GIVEN PROBLEM.
Each record below is to be reproduced without any change.

RECORDS TO USE.
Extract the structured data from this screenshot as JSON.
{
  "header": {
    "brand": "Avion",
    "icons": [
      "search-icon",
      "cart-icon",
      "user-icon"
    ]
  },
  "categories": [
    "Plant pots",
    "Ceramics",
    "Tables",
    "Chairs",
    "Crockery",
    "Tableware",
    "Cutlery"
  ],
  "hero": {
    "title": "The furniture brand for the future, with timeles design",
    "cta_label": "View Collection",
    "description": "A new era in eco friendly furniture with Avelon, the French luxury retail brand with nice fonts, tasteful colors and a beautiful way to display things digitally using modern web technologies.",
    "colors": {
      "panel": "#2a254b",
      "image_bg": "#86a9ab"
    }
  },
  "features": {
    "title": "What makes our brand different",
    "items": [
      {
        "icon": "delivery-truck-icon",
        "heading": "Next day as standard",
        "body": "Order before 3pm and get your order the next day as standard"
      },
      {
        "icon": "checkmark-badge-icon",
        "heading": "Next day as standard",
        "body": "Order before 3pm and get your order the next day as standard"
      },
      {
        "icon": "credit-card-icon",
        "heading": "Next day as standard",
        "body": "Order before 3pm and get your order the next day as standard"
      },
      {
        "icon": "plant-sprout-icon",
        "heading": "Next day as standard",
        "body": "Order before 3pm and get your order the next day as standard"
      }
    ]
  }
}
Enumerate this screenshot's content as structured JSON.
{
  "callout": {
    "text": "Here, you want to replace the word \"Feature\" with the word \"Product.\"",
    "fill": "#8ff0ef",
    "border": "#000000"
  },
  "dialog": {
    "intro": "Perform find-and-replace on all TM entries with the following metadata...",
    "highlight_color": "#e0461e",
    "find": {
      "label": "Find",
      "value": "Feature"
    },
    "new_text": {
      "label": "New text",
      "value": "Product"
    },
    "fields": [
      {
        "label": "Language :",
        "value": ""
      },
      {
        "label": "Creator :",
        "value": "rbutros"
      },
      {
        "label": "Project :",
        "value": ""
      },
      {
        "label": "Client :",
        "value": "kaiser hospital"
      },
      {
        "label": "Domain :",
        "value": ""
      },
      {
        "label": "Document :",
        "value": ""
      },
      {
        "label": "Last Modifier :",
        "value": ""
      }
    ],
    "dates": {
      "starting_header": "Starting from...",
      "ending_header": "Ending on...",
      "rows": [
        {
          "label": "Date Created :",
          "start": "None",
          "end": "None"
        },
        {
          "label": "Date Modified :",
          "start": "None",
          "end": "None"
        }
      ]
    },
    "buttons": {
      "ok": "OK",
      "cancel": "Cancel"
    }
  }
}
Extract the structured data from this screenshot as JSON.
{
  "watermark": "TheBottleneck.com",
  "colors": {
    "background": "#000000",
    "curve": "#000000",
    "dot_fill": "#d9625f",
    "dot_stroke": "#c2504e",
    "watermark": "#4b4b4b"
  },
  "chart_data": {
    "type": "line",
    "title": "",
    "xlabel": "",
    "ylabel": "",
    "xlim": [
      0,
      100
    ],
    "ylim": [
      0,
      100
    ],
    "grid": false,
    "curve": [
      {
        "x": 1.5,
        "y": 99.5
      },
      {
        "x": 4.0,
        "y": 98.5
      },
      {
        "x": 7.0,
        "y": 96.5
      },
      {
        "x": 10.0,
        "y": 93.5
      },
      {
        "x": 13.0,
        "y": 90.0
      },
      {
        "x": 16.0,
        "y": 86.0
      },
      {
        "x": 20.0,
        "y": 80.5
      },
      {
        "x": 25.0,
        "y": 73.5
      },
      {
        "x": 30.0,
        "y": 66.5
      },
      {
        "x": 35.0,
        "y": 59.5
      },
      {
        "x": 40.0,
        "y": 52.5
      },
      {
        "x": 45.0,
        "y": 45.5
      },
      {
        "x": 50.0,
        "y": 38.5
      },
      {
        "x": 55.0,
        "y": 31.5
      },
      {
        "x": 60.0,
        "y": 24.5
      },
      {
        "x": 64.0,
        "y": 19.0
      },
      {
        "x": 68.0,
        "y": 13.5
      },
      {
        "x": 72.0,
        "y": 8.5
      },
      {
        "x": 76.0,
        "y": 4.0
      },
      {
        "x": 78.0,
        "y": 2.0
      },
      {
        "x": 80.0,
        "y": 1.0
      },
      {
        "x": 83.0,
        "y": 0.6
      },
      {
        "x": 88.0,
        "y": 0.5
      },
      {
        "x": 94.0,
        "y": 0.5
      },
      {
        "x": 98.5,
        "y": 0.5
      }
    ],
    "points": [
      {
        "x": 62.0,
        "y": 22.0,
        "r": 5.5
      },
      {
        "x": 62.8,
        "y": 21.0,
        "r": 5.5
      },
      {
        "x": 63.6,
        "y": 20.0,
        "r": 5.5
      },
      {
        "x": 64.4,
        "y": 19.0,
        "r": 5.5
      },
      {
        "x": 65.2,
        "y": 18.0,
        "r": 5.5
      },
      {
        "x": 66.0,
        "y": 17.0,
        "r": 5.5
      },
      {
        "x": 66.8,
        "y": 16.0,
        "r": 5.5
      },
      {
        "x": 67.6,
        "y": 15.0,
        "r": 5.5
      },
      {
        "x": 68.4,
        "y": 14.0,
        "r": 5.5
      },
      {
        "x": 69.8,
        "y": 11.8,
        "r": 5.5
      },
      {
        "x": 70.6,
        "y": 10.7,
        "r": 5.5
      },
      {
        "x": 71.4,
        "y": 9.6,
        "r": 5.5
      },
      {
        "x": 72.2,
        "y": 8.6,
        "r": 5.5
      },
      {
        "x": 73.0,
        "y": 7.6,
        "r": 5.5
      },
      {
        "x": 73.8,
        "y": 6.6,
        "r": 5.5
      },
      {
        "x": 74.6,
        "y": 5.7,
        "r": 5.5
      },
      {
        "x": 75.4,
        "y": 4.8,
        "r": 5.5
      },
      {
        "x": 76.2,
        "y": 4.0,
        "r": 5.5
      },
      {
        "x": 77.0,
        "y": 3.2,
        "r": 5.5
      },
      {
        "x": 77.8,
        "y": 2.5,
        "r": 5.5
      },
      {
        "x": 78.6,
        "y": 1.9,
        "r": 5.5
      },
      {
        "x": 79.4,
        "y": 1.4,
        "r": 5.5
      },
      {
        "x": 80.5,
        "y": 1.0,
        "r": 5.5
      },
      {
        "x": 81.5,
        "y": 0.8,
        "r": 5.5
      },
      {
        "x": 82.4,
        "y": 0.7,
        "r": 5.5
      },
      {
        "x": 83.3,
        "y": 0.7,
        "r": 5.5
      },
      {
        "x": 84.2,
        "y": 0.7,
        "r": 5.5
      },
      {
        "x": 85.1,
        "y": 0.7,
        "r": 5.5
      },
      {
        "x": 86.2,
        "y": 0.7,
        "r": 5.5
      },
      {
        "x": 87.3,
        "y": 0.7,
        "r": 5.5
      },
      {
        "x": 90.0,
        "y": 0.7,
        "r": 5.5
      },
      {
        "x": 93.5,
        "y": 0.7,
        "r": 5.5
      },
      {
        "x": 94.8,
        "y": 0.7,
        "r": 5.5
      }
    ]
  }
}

RESULT FOR THIS TASK.
Extract the structured data from this screenshot as JSON.
{
  "header": {
    "brand": "Avion",
    "icons": [
      "search-icon",
      "cart-icon",
      "user-icon"
    ]
  },
  "categories": [
    "Plant pots",
    "Ceramics",
    "Tables",
    "Chairs",
    "Crockery",
    "Tableware",
    "Cutlery"
  ],
  "hero": {
    "title": "The furniture brand for the future, with timeles design",
    "cta_label": "View Collection",
    "description": "A new era in eco friendly furniture with Avelon, the French luxury retail brand with nice fonts, tasteful colors and a beautiful way to display things digitally using modern web technologies.",
    "colors": {
      "panel": "#2a254b",
      "image_bg": "#86a9ab"
    }
  },
  "features": {
    "title": "What makes our brand different",
    "items": [
      {
        "icon": "delivery-truck-icon",
        "heading": "Next day as standard",
        "body": "Order before 3pm and get your order the next day as standard"
      },
      {
        "icon": "checkmark-badge-icon",
        "heading": "Next day as standard",
        "body": "Order before 3pm and get your order the next day as standard"
      },
      {
        "icon": "credit-card-icon",
        "heading": "Next day as standard",
        "body": "Order before 3pm and get your order the next day as standard"
      },
      {
        "icon": "plant-sprout-icon",
        "heading": "Next day as standard",
        "body": "Order before 3pm and get your order the next day as standard"
      }
    ]
  }
}
Enumerate this screenshot's content as structured JSON.
{
  "callout": {
    "text": "Here, you want to replace the word \"Feature\" with the word \"Product.\"",
    "fill": "#8ff0ef",
    "border": "#000000"
  },
  "dialog": {
    "intro": "Perform find-and-replace on all TM entries with the following metadata...",
    "highlight_color": "#e0461e",
    "find": {
      "label": "Find",
      "value": "Feature"
    },
    "new_text": {
      "label": "New text",
      "value": "Product"
    },
    "fields": [
      {
        "label": "Language :",
        "value": ""
      },
      {
        "label": "Creator :",
        "value": "rbutros"
      },
      {
        "label": "Project :",
        "value": ""
      },
      {
        "label": "Client :",
        "value": "kaiser hospital"
      },
      {
        "label": "Domain :",
        "value": ""
      },
      {
        "label": "Document :",
        "value": ""
      },
      {
        "label": "Last Modifier :",
        "value": ""
      }
    ],
    "dates": {
      "starting_header": "Starting from...",
      "ending_header": "Ending on...",
      "rows": [
        {
          "label": "Date Created :",
          "start": "None",
          "end": "None"
        },
        {
          "label": "Date Modified :",
          "start": "None",
          "end": "None"
        }
      ]
    },
    "buttons": {
      "ok": "OK",
      "cancel": "Cancel"
    }
  }
}
Extract the structured data from this screenshot as JSON.
{
  "watermark": "TheBottleneck.com",
  "colors": {
    "background": "#000000",
    "curve": "#000000",
    "dot_fill": "#d9625f",
    "dot_stroke": "#c2504e",
    "watermark": "#4b4b4b"
  },
  "chart_data": {
    "type": "line",
    "title": "",
    "xlabel": "",
    "ylabel": "",
    "xlim": [
      0,
      100
    ],
    "ylim": [
      0,
      100
    ],
    "grid": false,
    "curve": [
      {
        "x": 1.5,
        "y": 99.5
      },
      {
        "x": 4.0,
        "y": 98.5
      },
      {
        "x": 7.0,
        "y": 96.5
      },
      {
        "x": 10.0,
        "y": 93.5
      },
      {
        "x": 13.0,
        "y": 90.0
      },
      {
        "x": 16.0,
        "y": 86.0
      },
      {
        "x": 20.0,
        "y": 80.5
      },
      {
        "x": 25.0,
        "y": 73.5
      },
      {
        "x": 30.0,
        "y": 66.5
      },
      {
        "x": 35.0,
        "y": 59.5
      },
      {
        "x": 40.0,
        "y": 52.5
      },
      {
        "x": 45.0,
        "y": 45.5
      },
      {
        "x": 50.0,
        "y": 38.5
      },
      {
        "x": 55.0,
        "y": 31.5
      },
      {
        "x": 60.0,
        "y": 24.5
      },
      {
        "x": 64.0,
        "y": 19.0
      },
      {
        "x": 68.0,
        "y": 13.5
      },
      {
        "x": 72.0,
        "y": 8.5
      },
      {
        "x": 76.0,
        "y": 4.0
      },
      {
        "x": 78.0,
        "y": 2.0
      },
      {
        "x": 80.0,
        "y": 1.0
      },
      {
        "x": 83.0,
        "y": 0.6
      },
      {
        "x": 88.0,
        "y": 0.5
      },
      {
        "x": 94.0,
        "y": 0.5
      },
      {
        "x": 98.5,
        "y": 0.5
      }
    ],
    "points": [
      {
        "x": 62.0,
        "y": 22.0,
        "r": 5.5
      },
      {
        "x": 62.8,
        "y": 21.0,
        "r": 5.5
      },
      {
        "x": 63.6,
        "y": 20.0,
        "r": 5.5
      },
      {
        "x": 64.4,
        "y": 19.0,
        "r": 5.5
      },
      {
        "x": 65.2,
        "y": 18.0,
        "r": 5.5
      },
      {
        "x": 66.0,
        "y": 17.0,
        "r": 5.5
      },
      {
        "x": 66.8,
        "y": 16.0,
        "r": 5.5
      },
      {
        "x": 67.6,
        "y": 15.0,
        "r": 5.5
      },
      {
        "x": 68.4,
        "y": 14.0,
        "r": 5.5
      },
      {
        "x": 69.8,
        "y": 11.8,
        "r": 5.5
      },
      {
        "x": 70.6,
        "y": 10.7,
        "r": 5.5
      },
      {
        "x": 71.4,
        "y": 9.6,
        "r": 5.5
      },
      {
        "x": 72.2,
        "y": 8.6,
        "r": 5.5
      },
      {
        "x": 73.0,
        "y": 7.6,
        "r": 5.5
      },
      {
        "x": 73.8,
        "y": 6.6,
        "r": 5.5
      },
      {
        "x": 74.6,
        "y": 5.7,
        "r": 5.5
      },
      {
        "x": 75.4,
        "y": 4.8,
        "r": 5.5
      },
      {
        "x": 76.2,
        "y": 4.0,
        "r": 5.5
      },
      {
        "x": 77.0,
        "y": 3.2,
        "r": 5.5
      },
      {
        "x": 77.8,
        "y": 2.5,
        "r": 5.5
      },
      {
        "x": 78.6,
        "y": 1.9,
        "r": 5.5
      },
      {
        "x": 79.4,
        "y": 1.4,
        "r": 5.5
      },
      {
        "x": 80.5,
        "y": 1.0,
        "r": 5.5
      },
      {
        "x": 81.5,
        "y": 0.8,
        "r": 5.5
      },
      {
        "x": 82.4,
        "y": 0.7,
        "r": 5.5
      },
      {
        "x": 83.3,
        "y": 0.7,
        "r": 5.5
      },
      {
        "x": 84.2,
        "y": 0.7,
        "r": 5.5
      },
      {
        "x": 85.1,
        "y": 0.7,
        "r": 5.5
      },
      {
        "x": 86.2,
        "y": 0.7,
        "r": 5.5
      },
      {
        "x": 87.3,
        "y": 0.7,
        "r": 5.5
      },
      {
        "x": 90.0,
        "y": 0.7,
        "r": 5.5
      },
      {
        "x": 93.5,
        "y": 0.7,
        "r": 5.5
      },
      {
        "x": 94.8,
        "y": 0.7,
        "r": 5.5
      }
    ]
  }
}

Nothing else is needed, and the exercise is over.